## Start Record list
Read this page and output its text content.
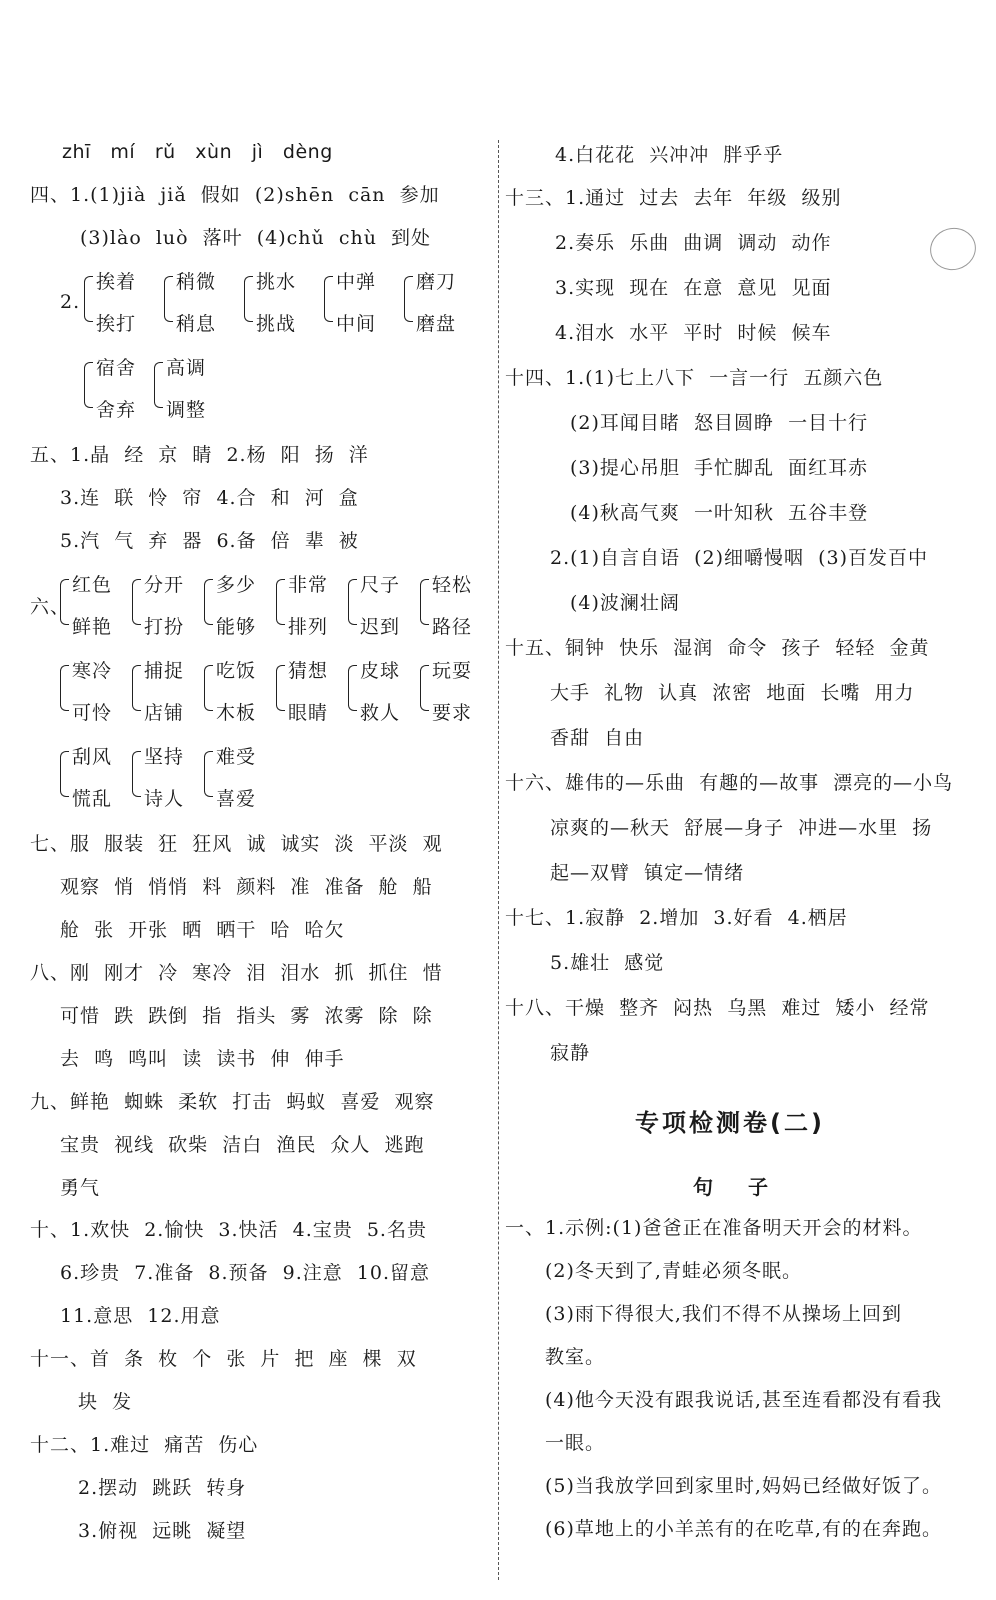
zhī   mí   rǔ   xùn   jì   dèng
四、1.(1)jià  jiǎ  假如  (2)shēn  cān  参加
(3)lào  luò  落叶  (4)chǔ  chù  到处
2.
挨着
挨打
稍微
稍息
挑水
挑战
中弹
中间
磨刀
磨盘
宿舍
舍弃
高调
调整
五、1.晶  经  京  睛  2.杨  阳  扬  洋
3.连  联  怜  帘  4.合  和  河  盒
5.汽  气  弃  器  6.备  倍  辈  被
六、
红色
鲜艳
分开
打扮
多少
能够
非常
排列
尺子
迟到
轻松
路径
寒冷
可怜
捕捉
店铺
吃饭
木板
猜想
眼睛
皮球
救人
玩耍
要求
刮风
慌乱
坚持
诗人
难受
喜爱
七、服  服装  狂  狂风  诚  诚实  淡  平淡  观
观察  悄  悄悄  料  颜料  准  准备  舱  船
舱  张  开张  晒  晒干  哈  哈欠
八、刚  刚才  冷  寒冷  泪  泪水  抓  抓住  惜
可惜  跌  跌倒  指  指头  雾  浓雾  除  除
去  鸣  鸣叫  读  读书  伸  伸手
九、鲜艳  蜘蛛  柔软  打击  蚂蚁  喜爱  观察
宝贵  视线  砍柴  洁白  渔民  众人  逃跑
勇气
十、1.欢快  2.愉快  3.快活  4.宝贵  5.名贵
6.珍贵  7.准备  8.预备  9.注意  10.留意
11.意思  12.用意
十一、首  条  枚  个  张  片  把  座  棵  双
块  发
十二、1.难过  痛苦  伤心
2.摆动  跳跃  转身
3.俯视  远眺  凝望
4.白花花  兴冲冲  胖乎乎
十三、1.通过  过去  去年  年级  级别
2.奏乐  乐曲  曲调  调动  动作
3.实现  现在  在意  意见  见面
4.泪水  水平  平时  时候  候车
十四、1.(1)七上八下  一言一行  五颜六色
(2)耳闻目睹  怒目圆睁  一目十行
(3)提心吊胆  手忙脚乱  面红耳赤
(4)秋高气爽  一叶知秋  五谷丰登
2.(1)自言自语  (2)细嚼慢咽  (3)百发百中
(4)波澜壮阔
十五、铜钟  快乐  湿润  命令  孩子  轻轻  金黄
大手  礼物  认真  浓密  地面  长嘴  用力
香甜  自由
十六、雄伟的—乐曲  有趣的—故事  漂亮的—小鸟
凉爽的—秋天  舒展—身子  冲进—水里  扬
起—双臂  镇定—情绪
十七、1.寂静  2.增加  3.好看  4.栖居
5.雄壮  感觉
十八、干燥  整齐  闷热  乌黑  难过  矮小  经常
寂静
专项检测卷(二)
句 子
一、1.示例:(1)爸爸正在准备明天开会的材料。
(2)冬天到了,青蛙必须冬眠。
(3)雨下得很大,我们不得不从操场上回到
教室。
(4)他今天没有跟我说话,甚至连看都没有看我
一眼。
(5)当我放学回到家里时,妈妈已经做好饭了。
(6)草地上的小羊羔有的在吃草,有的在奔跑。
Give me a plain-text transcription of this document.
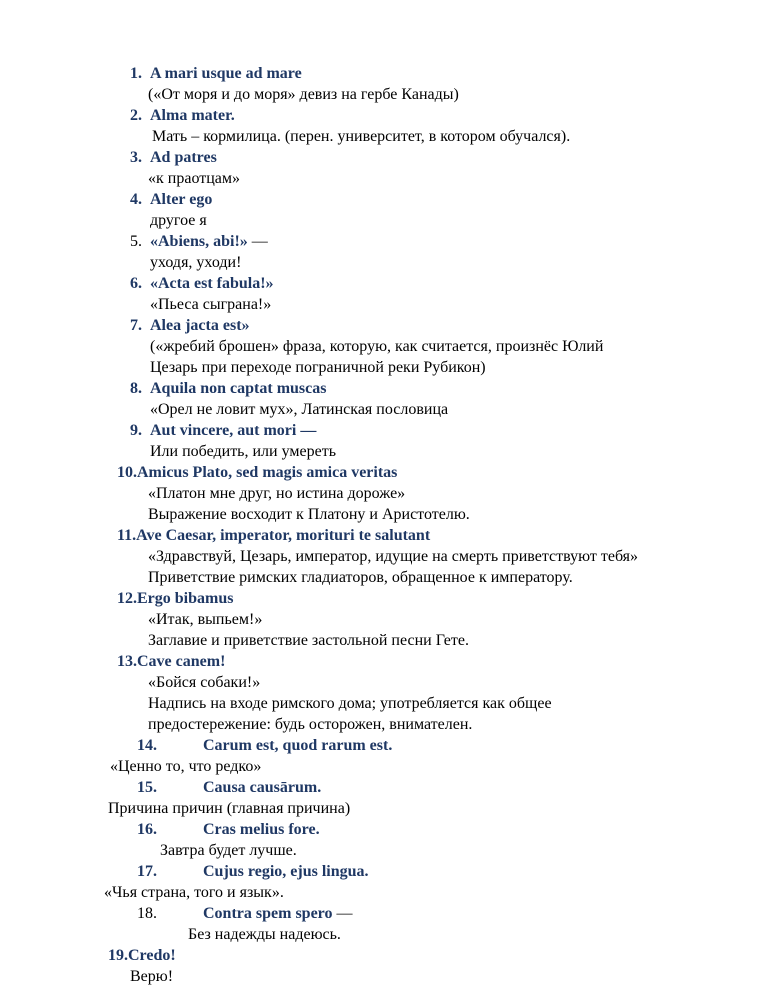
1. A mari usque ad mare
(«От моря и до моря» девиз на гербе Канады)
2. Alma mater.
Мать – кормилица. (перен. университет, в котором обучался).
3. Ad patres
«к праотцам»
4. Alter ego
другое я
5. «Abiens, abi!» —
уходя, уходи!
6. «Acta est fabula!»
«Пьеса сыграна!»
7. Alea jacta est»
(«жребий брошен» фраза, которую, как считается, произнёс Юлий
Цезарь при переходе пограничной реки Рубикон)
8. Aquila non captat muscas
«Орел не ловит мух», Латинская пословица
9. Aut vincere, aut mori —
Или победить, или умереть
10.Amicus Plato, sed magis amica veritas
«Платон мне друг, но истина дороже»
Выражение восходит к Платону и Аристотелю.
11.Ave Caesar, imperator, morituri te salutant
«Здравствуй, Цезарь, император, идущие на смерть приветствуют тебя»
Приветствие римских гладиаторов, обращенное к императору.
12.Ergo bibamus
«Итак, выпьем!»
Заглавие и приветствие застольной песни Гете.
13.Cave canem!
«Бойся собаки!»
Надпись на входе римского дома; употребляется как общее
предостережение: будь осторожен, внимателен.
14.	Carum est, quod rarum est.
«Ценно то, что редко»
15.	Causa causārum.
Причина причин (главная причина)
16.	Cras melius fore.
Завтра будет лучше.
17.	Cujus regio, ejus lingua.
«Чья страна, того и язык».
18.	Contra spem spero —
Без надежды надеюсь.
19.Credo!
Верю!
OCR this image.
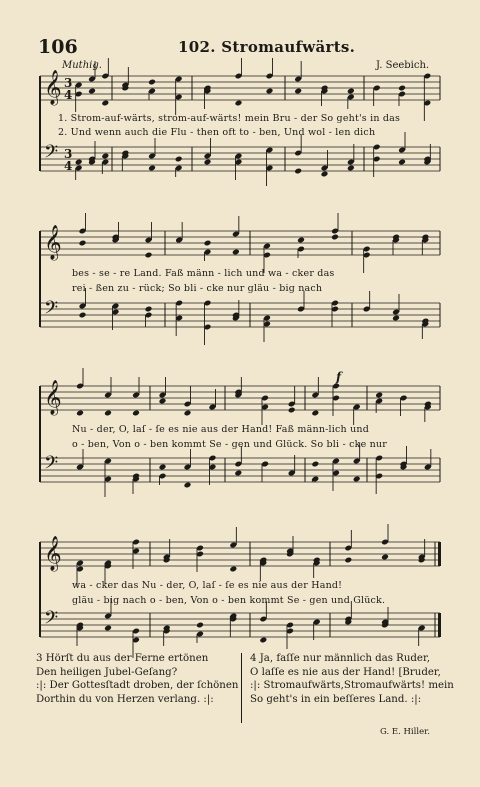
106	102. Stromaufwärts.
Muthig.	J. Seebich.
𝄞 3
4
𝄢 3
4
𝄞
𝄢
𝄞
𝄢
𝄞
𝄢
1. Strom-auf-wärts, strom-auf-wärts! mein Bru - der So geht's in das
2. Und wenn auch die Flu - then oft to - ben, Und wol - len dich
bes - se - re Land. Faß männ - lich und wa - cker das
rei - ßen zu - rück; So bli - cke nur gläu - big nach
Nu - der, O, laſ - ſe es nie aus der Hand! Faß männ-lich und
o - ben, Von o - ben kommt Se - gen und Glück. So bli - cke nur
wa - cker das Nu - der, O, laſ - ſe es nie aus der Hand!
gläu - big nach o - ben, Von o - ben kommt Se - gen und Glück.
f
3 Hörſt du aus der Ferne ertönen
Den heiligen Jubel-Geſang?
:|: Der Gottesſtadt droben, der ſchönen
Dorthin du von Herzen verlang. :|:
4 Ja, faſſe nur männlich das Ruder,
O laſſe es nie aus der Hand! [Bruder,
:|: Stromaufwärts,Stromaufwärts! mein
So geht's in ein beſſeres Land. :|:
G. E. Hiller.
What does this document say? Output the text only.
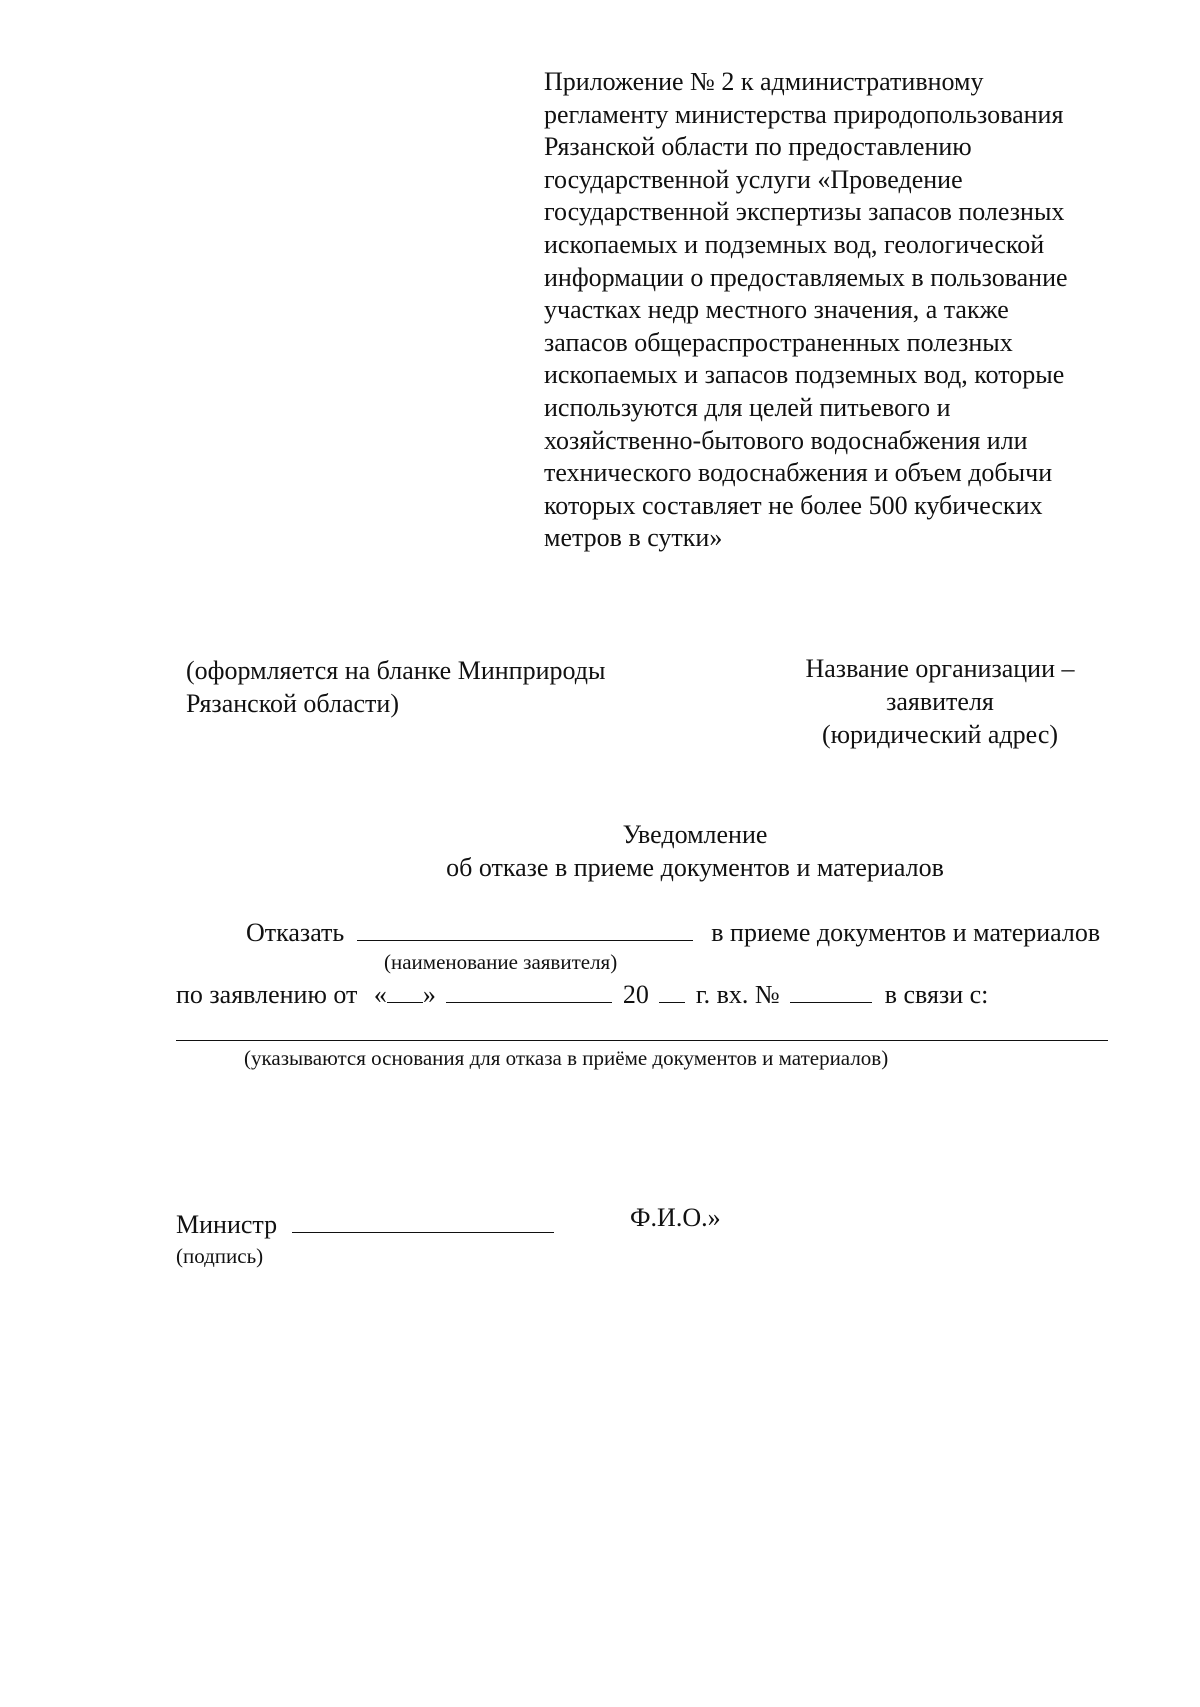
Приложение № 2 к административному
регламенту министерства природопользования
Рязанской области по предоставлению
государственной услуги «Проведение
государственной экспертизы запасов полезных
ископаемых и подземных вод, геологической
информации о предоставляемых в пользование
участках недр местного значения, а также
запасов общераспространенных полезных
ископаемых и запасов подземных вод, которые
используются для целей питьевого и
хозяйственно-бытового водоснабжения или
технического водоснабжения и объем добычи
которых составляет не более 500 кубических
метров в сутки»
(оформляется на бланке Минприроды
Рязанской области)
Название организации –
заявителя
(юридический адрес)
Уведомление
об отказе в приеме документов и материалов
Отказать	в приеме документов и материалов
(наименование заявителя)
по заявлению от « »	20 г. вх. №	в связи с:
(указываются основания для отказа в приёме документов и материалов)
Министр
(подпись)
Ф.И.О.»
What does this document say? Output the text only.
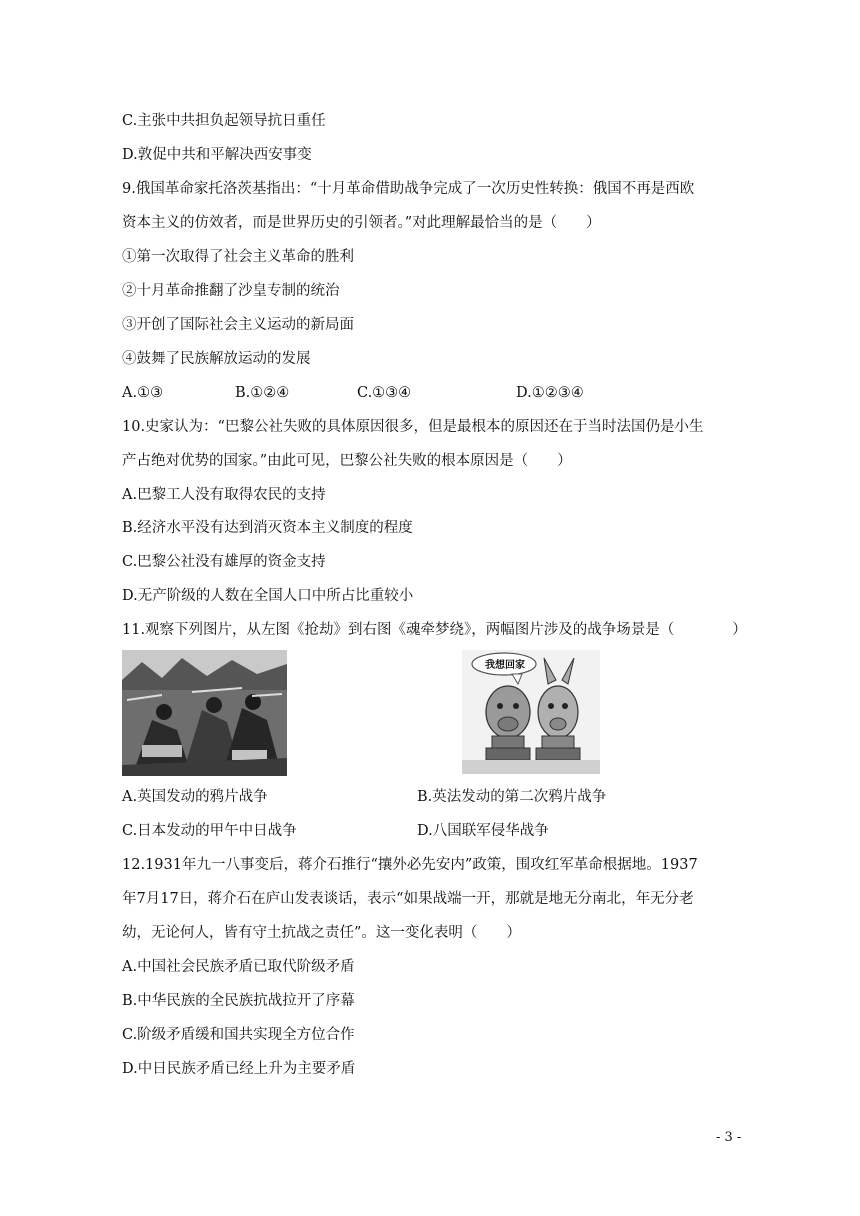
C.主张中共担负起领导抗日重任
D.敦促中共和平解决西安事变
9.俄国革命家托洛茨基指出：“十月革命借助战争完成了一次历史性转换：俄国不再是西欧
资本主义的仿效者，而是世界历史的引领者。”对此理解最恰当的是（　　）
①第一次取得了社会主义革命的胜利
②十月革命推翻了沙皇专制的统治
③开创了国际社会主义运动的新局面
④鼓舞了民族解放运动的发展
A.①③	B.①②④	C.①③④	D.①②③④
10.史家认为：“巴黎公社失败的具体原因很多，但是最根本的原因还在于当时法国仍是小生
产占绝对优势的国家。”由此可见，巴黎公社失败的根本原因是（　　）
A.巴黎工人没有取得农民的支持
B.经济水平没有达到消灭资本主义制度的程度
C.巴黎公社没有雄厚的资金支持
D.无产阶级的人数在全国人口中所占比重较小
11.观察下列图片，从左图《抢劫》到右图《魂牵梦绕》，两幅图片涉及的战争场景是（　　　　）
我想回家
A.英国发动的鸦片战争	B.英法发动的第二次鸦片战争
C.日本发动的甲午中日战争	D.八国联军侵华战争
12.1931年九一八事变后，蒋介石推行“攘外必先安内”政策，围攻红军革命根据地。1937
年7月17日，蒋介石在庐山发表谈话，表示“如果战端一开，那就是地无分南北，年无分老
幼，无论何人，皆有守土抗战之责任”。这一变化表明（　　）
A.中国社会民族矛盾已取代阶级矛盾
B.中华民族的全民族抗战拉开了序幕
C.阶级矛盾缓和国共实现全方位合作
D.中日民族矛盾已经上升为主要矛盾
- 3 -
## End Record list
Look through the data and gather every line with the string "заявителя" in it.

• _Written solution_:
заявителя
(наименование заявителя)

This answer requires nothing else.